----- Brano fornito -----
Non ho mai pensato che Viola fosse un libro per ragazzi, non penso mai a un target, io penso a scrivere la storia. Il nostro desiderio era di scrivere storie in generale, non che fossero considerate storie per ragazzi; il salto è stato con Il porto proibito che ci ha fatto conoscere come autori di storie anche per adulti. E con BAO è stato amore immediato e reciproco.
Il fatto di essere stati contattati come autori per proporre una storia. Questa modalità secondo voi è qualcosa legato alla forma o al mezzo di comunicazione?
Credo ci abbiano contattato perché iniziavamo a essere conosciuti per un certo tipo di storie (per ragazzi, avventurose) e in quel momento si stavano aprendo piccole finestre… anche BAO era nata da poco e il fumetto stava iniziando a essere sdoganato.
Negli ultimi anni, infatti, il fumetto ha iniziato ad avere un’evoluzione: i graphic novel esistevano già (basta pensare a Hugo Pratt) ma ora è diffuso ed è considerato un modo come un altro per raccontare una storia.
È davvero cambiato il mondo rispetto a quando abbiamo iniziato.
Quali pregiudizi ci sono ancora oggi sul graphic novel?
Ci sono ancora alcuni pregiudizi, ma è cambiata tantissimo la situazione, anche legata al fatto che ora il fumetto è disponibile in libreria, dandogli una valenza e una dignità letteraria pari a quella di altre forme di narrazione.
Anche il fatto che compaiono nei premi letterari è un bel riconoscimento da parte del mondo letterario. È una rivoluzione in corso e ci vorrà ancora del tempo, ma sta avvenendo.
Ogni vostro libro spalanca mondi: storie sempre diverse, accomunate dal tratto grafico e dalla grazia che vi contraddistingue ma sempre rinnovate, differenti per spunti, ambientazione, pubblico di riferimento. Da dove nasce l’ispirazione delle vostre storie?
Abbiamo la possibilità di raccontare le storie che ci stanno a cuore, andiamo a istinto, senza alcuna strategia. Sono volumi che occupano la nostra vita per due anni e mezzo (i tempi sono lunghi dall’idea a quando la sviluppi, la ricerca iconografica e della lettura per entrare nell’atmosfera, poi la fase della sceneggiatura, il disegno…). Di solito quindi tanti nostri libri nascono da un bisogno di parlare di un certo argomento che ci sta a cuore, verso un luogo che ci ha ispirato qualcosa, un personaggio o un’epoca, sono sempre delle emozioni che ci hanno toccato in prima persona. È fondamentale stare dentro una cosa di cui ci importa.
----- Informazioni fornite -----
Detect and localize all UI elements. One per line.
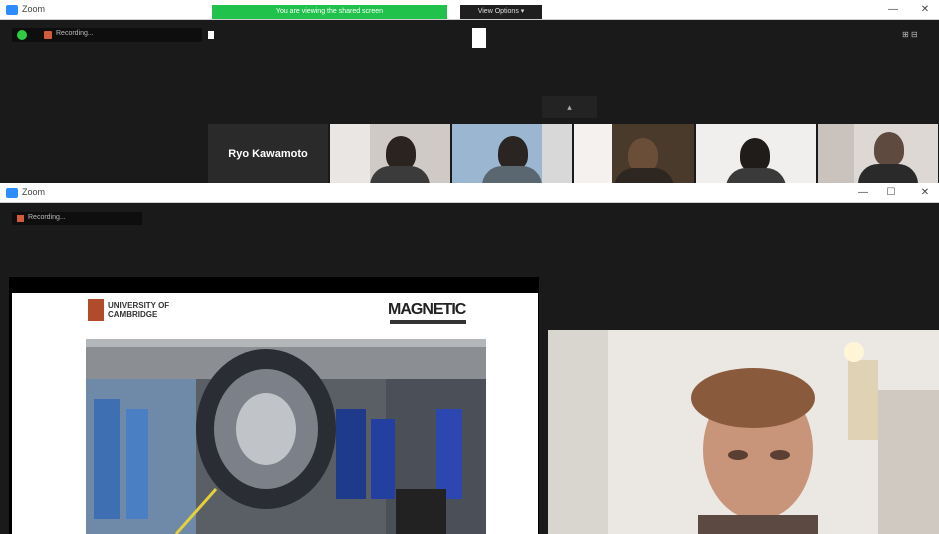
-----
• [Compito assegnato] Ricopia senza modifiche la parte dell'intervista sul fumetto che parte da "Abbiamo la possibilità" e finisce con "cui ci importa.".

• [Risultato del compito]
Abbiamo la possibilità di raccontare le storie che ci stanno a cuore, andiamo a istinto, senza alcuna strategia. Sono volumi che occupano la nostra vita per due anni e mezzo (i tempi sono lunghi dall’idea a quando la sviluppi, la ricerca iconografica e della lettura per entrare nell’atmosfera, poi la fase della sceneggiatura, il disegno…). Di solito quindi tanti nostri libri nascono da un bisogno di parlare di un certo argomento che ci sta a cuore, verso un luogo che ci ha ispirato qualcosa, un personaggio o un’epoca, sono sempre delle emozioni che ci hanno toccato in prima persona. È fondamentale stare dentro una cosa di cui ci importa.